• _THE EXERCISE_:
Leave out the pictures and transcribe the rest of the records exactly.

****************

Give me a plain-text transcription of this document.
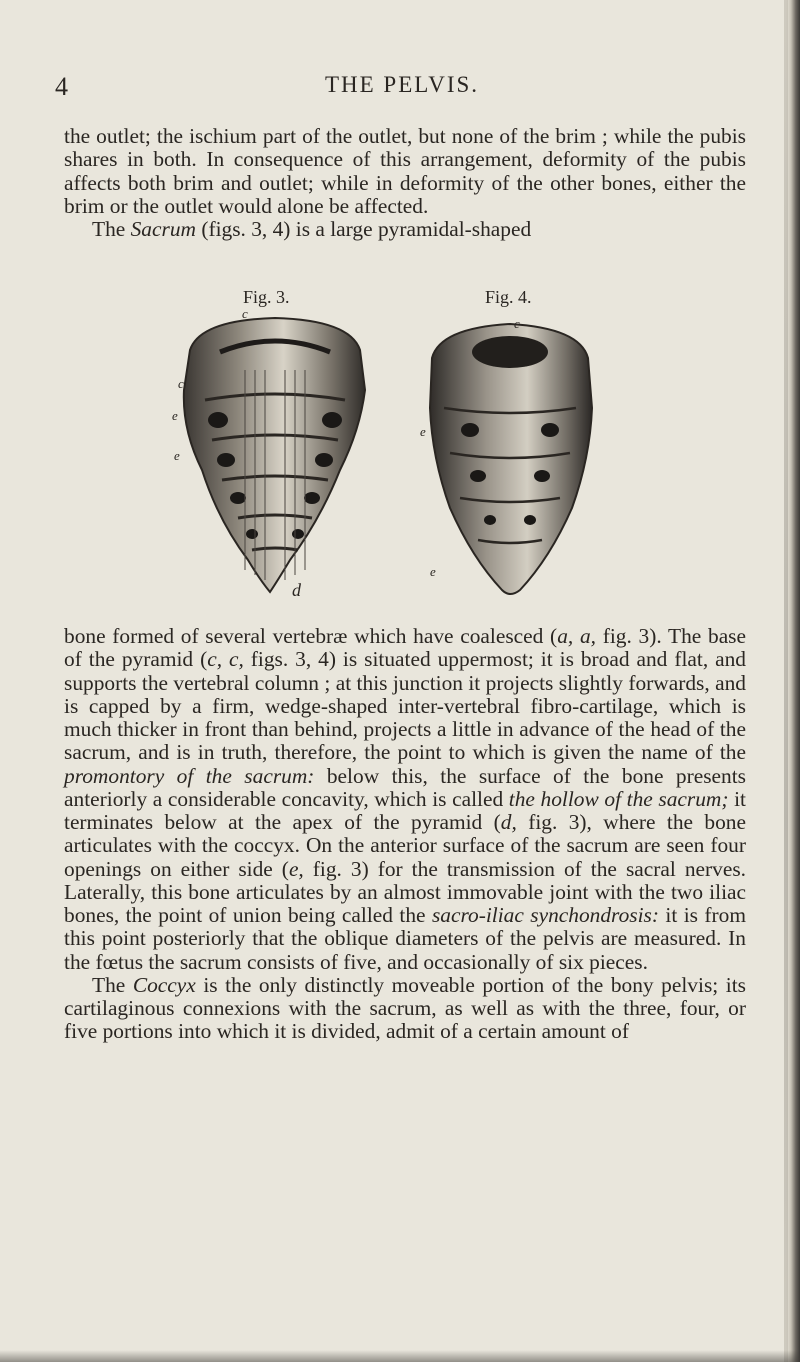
4	THE PELVIS.

the outlet; the ischium part of the outlet, but none of the brim ; while the pubis shares in both. In consequence of this arrangement, deformity of the pubis affects both brim and outlet; while in deformity of the other bones, either the brim or the outlet would alone be affected.

The Sacrum (figs. 3, 4) is a large pyramidal-shaped

Fig. 3.	Fig. 4.
c
c
e
e
d
c
e
e

bone formed of several vertebræ which have coalesced (a, a, fig. 3). The base of the pyramid (c, c, figs. 3, 4) is situated uppermost; it is broad and flat, and supports the vertebral column ; at this junction it projects slightly forwards, and is capped by a firm, wedge-shaped inter-vertebral fibro-cartilage, which is much thicker in front than behind, projects a little in advance of the head of the sacrum, and is in truth, therefore, the point to which is given the name of the promontory of the sacrum: below this, the surface of the bone presents anteriorly a considerable concavity, which is called the hollow of the sacrum; it terminates below at the apex of the pyramid (d, fig. 3), where the bone articulates with the coccyx. On the anterior surface of the sacrum are seen four openings on either side (e, fig. 3) for the transmission of the sacral nerves. Laterally, this bone articulates by an almost immovable joint with the two iliac bones, the point of union being called the sacro-iliac synchondrosis: it is from this point posteriorly that the oblique diameters of the pelvis are measured. In the fœtus the sacrum consists of five, and occasionally of six pieces.

The Coccyx is the only distinctly moveable portion of the bony pelvis; its cartilaginous connexions with the sacrum, as well as with the three, four, or five portions into which it is divided, admit of a certain amount of
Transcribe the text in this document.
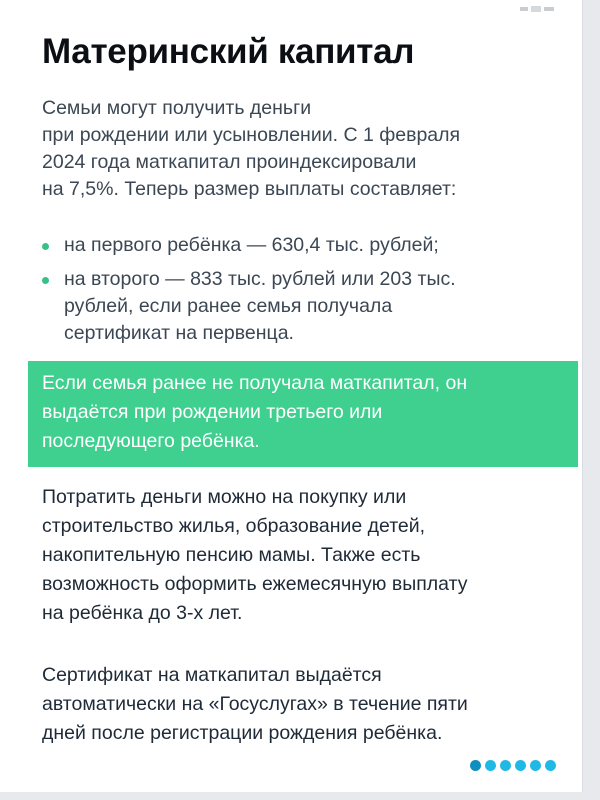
Материнский капитал
Семьи могут получить деньги
при рождении или усыновлении. С 1 февраля
2024 года маткапитал проиндексировали
на 7,5%. Теперь размер выплаты составляет:
на первого ребёнка — 630,4 тыс. рублей;
на второго — 833 тыс. рублей или 203 тыс.
рублей, если ранее семья получала
сертификат на первенца.
Если семья ранее не получала маткапитал, он
выдаётся при рождении третьего или
последующего ребёнка.
Потратить деньги можно на покупку или
строительство жилья, образование детей,
накопительную пенсию мамы. Также есть
возможность оформить ежемесячную выплату
на ребёнка до 3-х лет.
Сертификат на маткапитал выдаётся
автоматически на «Госуслугах» в течение пяти
дней после регистрации рождения ребёнка.
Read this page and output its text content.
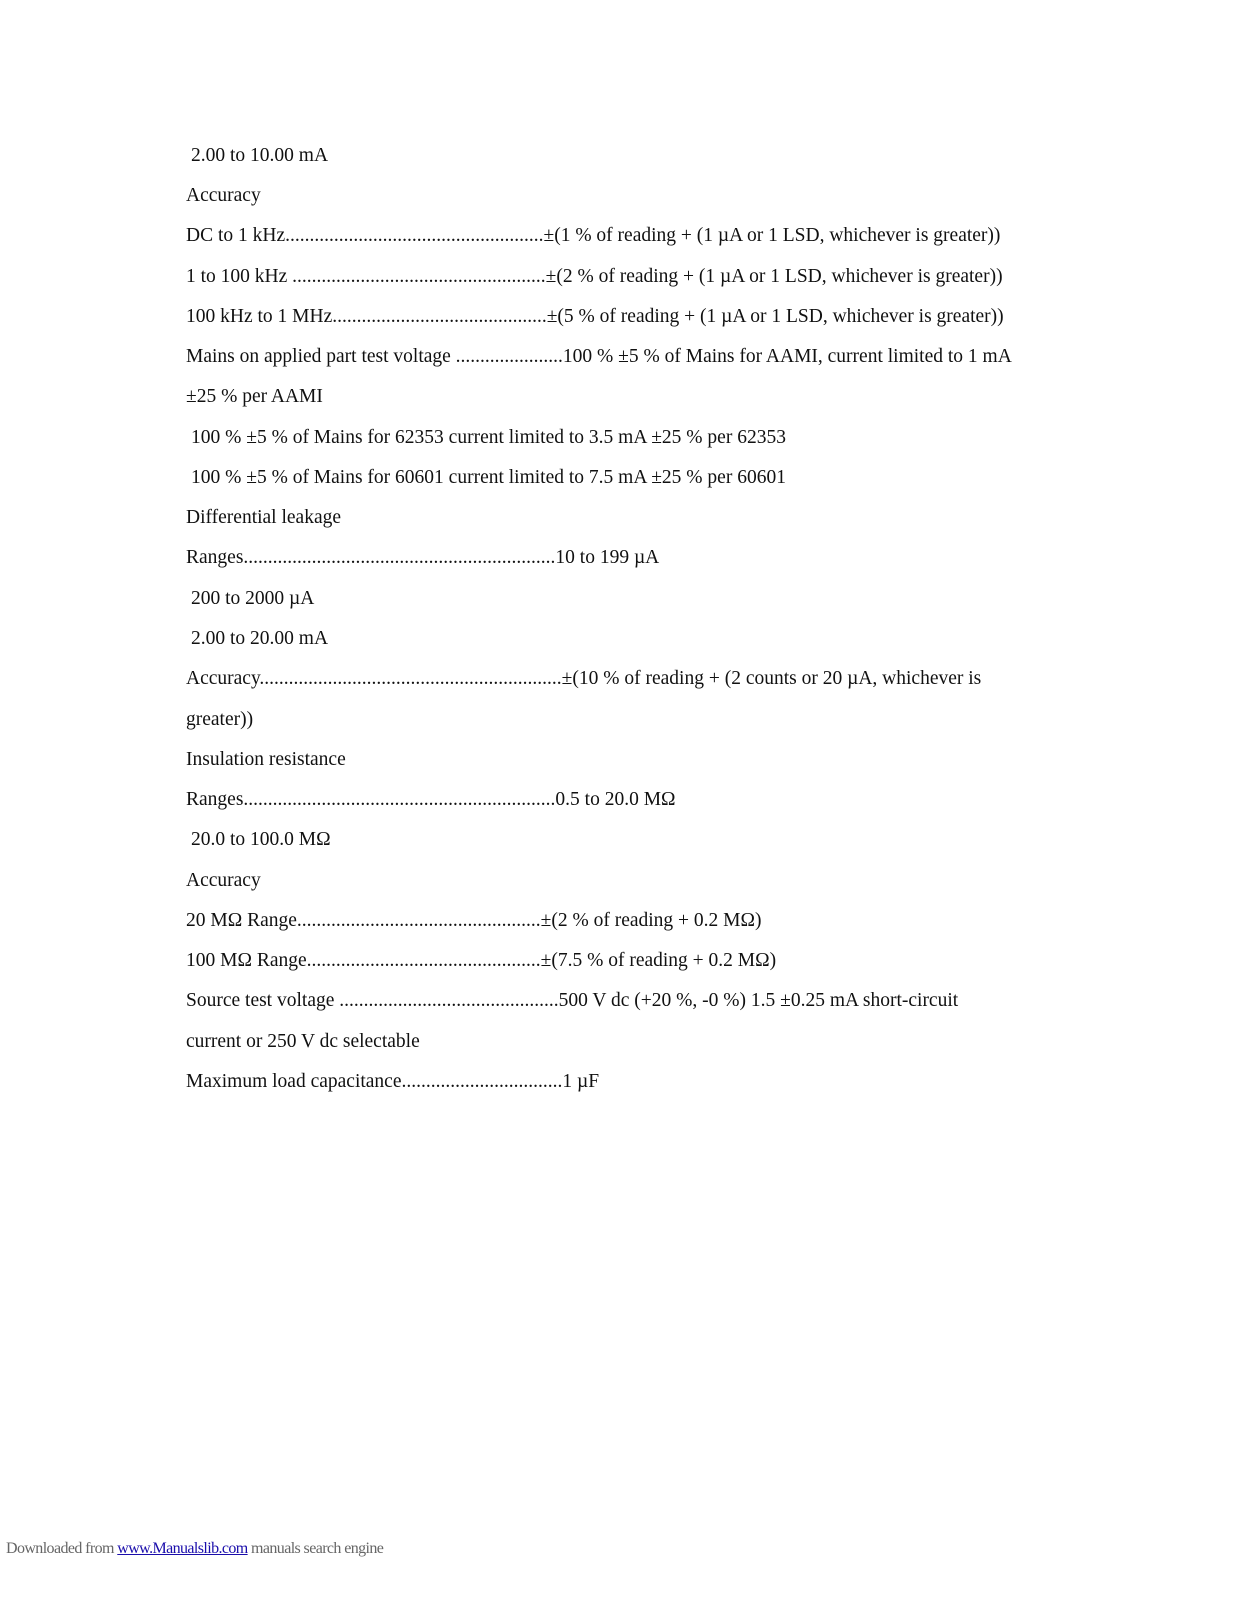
2.00 to 10.00 mA
Accuracy
DC to 1 kHz.....................................................±(1 % of reading + (1 µA or 1 LSD, whichever is greater))
1 to 100 kHz ....................................................±(2 % of reading + (1 µA or 1 LSD, whichever is greater))
100 kHz to 1 MHz............................................±(5 % of reading + (1 µA or 1 LSD, whichever is greater))
Mains on applied part test voltage ......................100 % ±5 % of Mains for AAMI, current limited to 1 mA
±25 % per AAMI
100 % ±5 % of Mains for 62353 current limited to 3.5 mA ±25 % per 62353
100 % ±5 % of Mains for 60601 current limited to 7.5 mA ±25 % per 60601
Differential leakage
Ranges................................................................10 to 199 µA
200 to 2000 µA
2.00 to 20.00 mA
Accuracy..............................................................±(10 % of reading + (2 counts or 20 µA, whichever is
greater))
Insulation resistance
Ranges................................................................0.5 to 20.0 MΩ
20.0 to 100.0 MΩ
Accuracy
20 MΩ Range..................................................±(2 % of reading + 0.2 MΩ)
100 MΩ Range................................................±(7.5 % of reading + 0.2 MΩ)
Source test voltage .............................................500 V dc (+20 %, -0 %) 1.5 ±0.25 mA short-circuit
current or 250 V dc selectable
Maximum load capacitance.................................1 µF
Downloaded from www.Manualslib.com manuals search engine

****************

• _OUTPUT_:
Give me a plain-text transcription of this document.
4	THE PELVIS.

the outlet; the ischium part of the outlet, but none of the brim ; while the pubis shares in both. In consequence of this arrangement, deformity of the pubis affects both brim and outlet; while in deformity of the other bones, either the brim or the outlet would alone be affected.

The Sacrum (figs. 3, 4) is a large pyramidal-shaped

Fig. 3.	Fig. 4.
c
c
e
e
d
c
e
e

bone formed of several vertebræ which have coalesced (a, a, fig. 3). The base of the pyramid (c, c, figs. 3, 4) is situated uppermost; it is broad and flat, and supports the vertebral column ; at this junction it projects slightly forwards, and is capped by a firm, wedge-shaped inter-vertebral fibro-cartilage, which is much thicker in front than behind, projects a little in advance of the head of the sacrum, and is in truth, therefore, the point to which is given the name of the promontory of the sacrum: below this, the surface of the bone presents anteriorly a considerable concavity, which is called the hollow of the sacrum; it terminates below at the apex of the pyramid (d, fig. 3), where the bone articulates with the coccyx. On the anterior surface of the sacrum are seen four openings on either side (e, fig. 3) for the transmission of the sacral nerves. Laterally, this bone articulates by an almost immovable joint with the two iliac bones, the point of union being called the sacro-iliac synchondrosis: it is from this point posteriorly that the oblique diameters of the pelvis are measured. In the fœtus the sacrum consists of five, and occasionally of six pieces.

The Coccyx is the only distinctly moveable portion of the bony pelvis; its cartilaginous connexions with the sacrum, as well as with the three, four, or five portions into which it is divided, admit of a certain amount of
Transcribe the text in this document.
Материнский капитал
Семьи могут получить деньги
при рождении или усыновлении. С 1 февраля
2024 года маткапитал проиндексировали
на 7,5%. Теперь размер выплаты составляет:
на первого ребёнка — 630,4 тыс. рублей;
на второго — 833 тыс. рублей или 203 тыс.
рублей, если ранее семья получала
сертификат на первенца.
Если семья ранее не получала маткапитал, он
выдаётся при рождении третьего или
последующего ребёнка.
Потратить деньги можно на покупку или
строительство жилья, образование детей,
накопительную пенсию мамы. Также есть
возможность оформить ежемесячную выплату
на ребёнка до 3-х лет.
Сертификат на маткапитал выдаётся
автоматически на «Госуслугах» в течение пяти
дней после регистрации рождения ребёнка.
Read this page and output its text content.
2.00 to 10.00 mA
Accuracy
DC to 1 kHz.....................................................±(1 % of reading + (1 µA or 1 LSD, whichever is greater))
1 to 100 kHz ....................................................±(2 % of reading + (1 µA or 1 LSD, whichever is greater))
100 kHz to 1 MHz............................................±(5 % of reading + (1 µA or 1 LSD, whichever is greater))
Mains on applied part test voltage ......................100 % ±5 % of Mains for AAMI, current limited to 1 mA
±25 % per AAMI
100 % ±5 % of Mains for 62353 current limited to 3.5 mA ±25 % per 62353
100 % ±5 % of Mains for 60601 current limited to 7.5 mA ±25 % per 60601
Differential leakage
Ranges................................................................10 to 199 µA
200 to 2000 µA
2.00 to 20.00 mA
Accuracy..............................................................±(10 % of reading + (2 counts or 20 µA, whichever is
greater))
Insulation resistance
Ranges................................................................0.5 to 20.0 MΩ
20.0 to 100.0 MΩ
Accuracy
20 MΩ Range..................................................±(2 % of reading + 0.2 MΩ)
100 MΩ Range................................................±(7.5 % of reading + 0.2 MΩ)
Source test voltage .............................................500 V dc (+20 %, -0 %) 1.5 ±0.25 mA short-circuit
current or 250 V dc selectable
Maximum load capacitance.................................1 µF
Downloaded from www.Manualslib.com manuals search engine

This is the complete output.